[Start of RECORDS PROVIDED]

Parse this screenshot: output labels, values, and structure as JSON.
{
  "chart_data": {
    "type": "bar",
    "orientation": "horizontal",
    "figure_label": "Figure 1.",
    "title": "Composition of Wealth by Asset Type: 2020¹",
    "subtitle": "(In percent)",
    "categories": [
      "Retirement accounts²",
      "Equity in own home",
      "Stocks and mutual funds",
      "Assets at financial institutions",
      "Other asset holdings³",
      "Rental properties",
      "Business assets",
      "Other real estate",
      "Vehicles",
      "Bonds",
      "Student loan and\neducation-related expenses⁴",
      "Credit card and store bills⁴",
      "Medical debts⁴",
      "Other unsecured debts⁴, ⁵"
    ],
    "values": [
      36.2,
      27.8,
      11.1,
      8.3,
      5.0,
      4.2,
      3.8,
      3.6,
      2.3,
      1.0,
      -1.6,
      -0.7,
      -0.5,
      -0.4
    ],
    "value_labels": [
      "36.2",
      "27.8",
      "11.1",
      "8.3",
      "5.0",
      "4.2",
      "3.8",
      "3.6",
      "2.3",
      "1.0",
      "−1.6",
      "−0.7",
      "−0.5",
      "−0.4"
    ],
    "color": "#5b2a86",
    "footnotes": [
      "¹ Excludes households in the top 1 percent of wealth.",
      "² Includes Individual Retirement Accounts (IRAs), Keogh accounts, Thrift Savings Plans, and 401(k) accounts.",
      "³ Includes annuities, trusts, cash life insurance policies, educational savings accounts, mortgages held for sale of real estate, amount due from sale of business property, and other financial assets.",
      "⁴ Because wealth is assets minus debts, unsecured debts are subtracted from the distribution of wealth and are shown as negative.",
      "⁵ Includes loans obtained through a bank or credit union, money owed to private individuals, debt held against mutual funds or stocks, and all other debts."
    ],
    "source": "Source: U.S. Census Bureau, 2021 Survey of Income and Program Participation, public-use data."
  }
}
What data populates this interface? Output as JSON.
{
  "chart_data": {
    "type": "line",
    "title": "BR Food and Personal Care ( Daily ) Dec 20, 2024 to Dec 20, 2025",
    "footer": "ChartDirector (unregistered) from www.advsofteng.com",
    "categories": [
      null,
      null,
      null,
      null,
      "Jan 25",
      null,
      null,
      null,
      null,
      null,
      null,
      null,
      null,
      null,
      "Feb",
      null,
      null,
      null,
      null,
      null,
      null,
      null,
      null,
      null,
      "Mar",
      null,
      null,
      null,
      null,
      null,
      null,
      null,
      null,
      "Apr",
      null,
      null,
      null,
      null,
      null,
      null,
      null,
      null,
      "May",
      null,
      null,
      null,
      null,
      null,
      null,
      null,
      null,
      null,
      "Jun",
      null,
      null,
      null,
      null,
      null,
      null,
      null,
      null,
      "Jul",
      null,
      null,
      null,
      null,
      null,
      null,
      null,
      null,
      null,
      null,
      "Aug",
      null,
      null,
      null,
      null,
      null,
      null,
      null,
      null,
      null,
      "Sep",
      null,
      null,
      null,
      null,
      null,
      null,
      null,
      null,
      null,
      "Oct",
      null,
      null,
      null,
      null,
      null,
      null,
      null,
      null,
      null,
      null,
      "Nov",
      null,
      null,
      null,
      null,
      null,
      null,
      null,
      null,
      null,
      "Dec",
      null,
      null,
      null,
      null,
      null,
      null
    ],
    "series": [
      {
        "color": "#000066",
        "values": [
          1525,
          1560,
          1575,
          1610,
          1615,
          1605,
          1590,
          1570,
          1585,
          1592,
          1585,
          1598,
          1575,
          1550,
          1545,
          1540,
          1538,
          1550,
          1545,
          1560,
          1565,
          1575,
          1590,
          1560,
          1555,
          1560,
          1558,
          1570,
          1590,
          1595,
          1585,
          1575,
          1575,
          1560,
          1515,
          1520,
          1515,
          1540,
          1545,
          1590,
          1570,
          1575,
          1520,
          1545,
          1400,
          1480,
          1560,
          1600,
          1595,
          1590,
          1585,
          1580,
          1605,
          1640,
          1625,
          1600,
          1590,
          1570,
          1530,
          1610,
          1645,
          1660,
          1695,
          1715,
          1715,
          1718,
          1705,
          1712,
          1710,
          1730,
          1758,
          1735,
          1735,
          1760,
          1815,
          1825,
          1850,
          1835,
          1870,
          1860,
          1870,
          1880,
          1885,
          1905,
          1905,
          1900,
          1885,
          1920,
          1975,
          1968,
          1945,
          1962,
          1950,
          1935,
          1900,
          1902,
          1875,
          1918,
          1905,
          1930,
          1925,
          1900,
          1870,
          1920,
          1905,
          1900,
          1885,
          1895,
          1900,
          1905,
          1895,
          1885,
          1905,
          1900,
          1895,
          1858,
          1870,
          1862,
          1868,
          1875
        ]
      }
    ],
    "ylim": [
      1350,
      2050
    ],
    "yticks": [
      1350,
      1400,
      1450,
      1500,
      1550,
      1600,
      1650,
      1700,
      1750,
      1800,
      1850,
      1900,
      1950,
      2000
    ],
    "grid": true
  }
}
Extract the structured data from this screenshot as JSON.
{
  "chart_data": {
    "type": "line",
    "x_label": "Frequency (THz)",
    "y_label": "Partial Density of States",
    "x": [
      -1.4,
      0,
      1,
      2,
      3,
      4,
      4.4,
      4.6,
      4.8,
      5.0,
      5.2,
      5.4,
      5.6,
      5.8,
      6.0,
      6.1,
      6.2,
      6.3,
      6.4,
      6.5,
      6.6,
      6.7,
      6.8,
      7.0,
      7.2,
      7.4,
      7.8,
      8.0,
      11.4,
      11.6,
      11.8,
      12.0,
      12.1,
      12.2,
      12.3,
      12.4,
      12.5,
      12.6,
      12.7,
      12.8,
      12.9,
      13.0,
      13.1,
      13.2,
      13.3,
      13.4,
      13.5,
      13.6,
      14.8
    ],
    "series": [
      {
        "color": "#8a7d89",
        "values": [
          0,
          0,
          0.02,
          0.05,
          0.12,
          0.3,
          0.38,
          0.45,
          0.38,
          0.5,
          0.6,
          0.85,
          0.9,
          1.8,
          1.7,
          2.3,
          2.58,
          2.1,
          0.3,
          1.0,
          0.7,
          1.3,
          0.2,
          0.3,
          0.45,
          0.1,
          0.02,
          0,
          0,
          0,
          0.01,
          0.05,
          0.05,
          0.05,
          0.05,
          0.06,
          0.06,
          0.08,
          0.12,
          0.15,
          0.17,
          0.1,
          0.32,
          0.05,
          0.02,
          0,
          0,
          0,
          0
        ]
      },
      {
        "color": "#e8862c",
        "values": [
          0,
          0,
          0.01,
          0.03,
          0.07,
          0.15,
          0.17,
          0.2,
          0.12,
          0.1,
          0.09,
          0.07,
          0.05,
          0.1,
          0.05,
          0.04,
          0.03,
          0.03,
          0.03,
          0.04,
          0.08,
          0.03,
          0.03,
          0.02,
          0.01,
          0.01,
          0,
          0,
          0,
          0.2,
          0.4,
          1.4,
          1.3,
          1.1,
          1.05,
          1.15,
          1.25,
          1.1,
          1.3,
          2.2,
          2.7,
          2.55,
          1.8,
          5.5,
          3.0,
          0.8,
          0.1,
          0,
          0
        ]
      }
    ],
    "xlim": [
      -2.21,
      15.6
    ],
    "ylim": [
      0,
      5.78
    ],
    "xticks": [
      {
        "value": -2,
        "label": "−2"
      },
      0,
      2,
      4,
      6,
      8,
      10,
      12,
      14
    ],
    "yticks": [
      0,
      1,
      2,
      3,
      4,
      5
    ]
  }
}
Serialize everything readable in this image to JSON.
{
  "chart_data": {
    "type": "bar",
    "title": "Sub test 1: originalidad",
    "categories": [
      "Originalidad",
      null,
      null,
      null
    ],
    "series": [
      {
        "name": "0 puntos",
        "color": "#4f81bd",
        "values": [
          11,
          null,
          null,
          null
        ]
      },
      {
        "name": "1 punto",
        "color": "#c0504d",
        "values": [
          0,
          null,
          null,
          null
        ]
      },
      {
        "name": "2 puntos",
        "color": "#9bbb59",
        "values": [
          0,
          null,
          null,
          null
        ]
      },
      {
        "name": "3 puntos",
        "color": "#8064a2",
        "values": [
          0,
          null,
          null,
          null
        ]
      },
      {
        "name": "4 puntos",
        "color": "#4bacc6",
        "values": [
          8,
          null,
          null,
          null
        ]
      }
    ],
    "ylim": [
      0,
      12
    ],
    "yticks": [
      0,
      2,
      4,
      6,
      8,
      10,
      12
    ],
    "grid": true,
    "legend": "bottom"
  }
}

[End of RECORDS PROVIDED]

▶ **EXERCISE INSTRUCTIONS**
Lines containing the string "Retirement" are to be selected and copied.

▶ **FINISHED ANSWER**
      "Retirement accounts²",
      "² Includes Individual Retirement Accounts (IRAs), Keogh accounts, Thrift Savings Plans, and 401(k) accounts.",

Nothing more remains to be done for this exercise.